● Goal of the exercise:
Pull out every line with the word "name".

─── Record extracts

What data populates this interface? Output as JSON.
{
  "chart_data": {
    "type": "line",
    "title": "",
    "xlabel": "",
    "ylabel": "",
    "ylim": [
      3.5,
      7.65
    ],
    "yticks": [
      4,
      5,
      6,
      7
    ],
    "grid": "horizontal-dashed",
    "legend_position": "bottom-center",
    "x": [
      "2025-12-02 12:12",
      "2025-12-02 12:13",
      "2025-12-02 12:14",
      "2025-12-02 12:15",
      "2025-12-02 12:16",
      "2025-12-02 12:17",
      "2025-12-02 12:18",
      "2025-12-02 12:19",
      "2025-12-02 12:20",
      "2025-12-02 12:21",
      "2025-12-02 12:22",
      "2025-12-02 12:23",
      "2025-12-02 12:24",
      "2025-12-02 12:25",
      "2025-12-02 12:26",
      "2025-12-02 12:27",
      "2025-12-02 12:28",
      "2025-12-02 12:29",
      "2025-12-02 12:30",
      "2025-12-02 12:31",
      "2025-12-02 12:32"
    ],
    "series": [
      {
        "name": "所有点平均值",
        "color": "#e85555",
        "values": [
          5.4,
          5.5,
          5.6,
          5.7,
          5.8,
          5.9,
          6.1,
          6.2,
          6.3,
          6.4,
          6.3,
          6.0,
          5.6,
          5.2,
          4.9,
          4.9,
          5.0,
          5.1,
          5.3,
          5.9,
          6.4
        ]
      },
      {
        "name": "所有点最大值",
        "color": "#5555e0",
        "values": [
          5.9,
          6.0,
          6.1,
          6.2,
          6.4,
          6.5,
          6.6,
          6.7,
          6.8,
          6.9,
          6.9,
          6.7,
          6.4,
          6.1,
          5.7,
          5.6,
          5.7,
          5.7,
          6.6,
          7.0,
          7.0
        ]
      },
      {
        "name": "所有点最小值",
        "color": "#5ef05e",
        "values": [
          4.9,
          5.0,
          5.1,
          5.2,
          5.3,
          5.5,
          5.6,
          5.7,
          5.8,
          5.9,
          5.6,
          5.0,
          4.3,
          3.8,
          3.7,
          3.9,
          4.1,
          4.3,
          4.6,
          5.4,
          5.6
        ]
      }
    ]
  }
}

──────

● Exercise response:
        "name": "所有点平均值",
        "name": "所有点最大值",
        "name": "所有点最小值",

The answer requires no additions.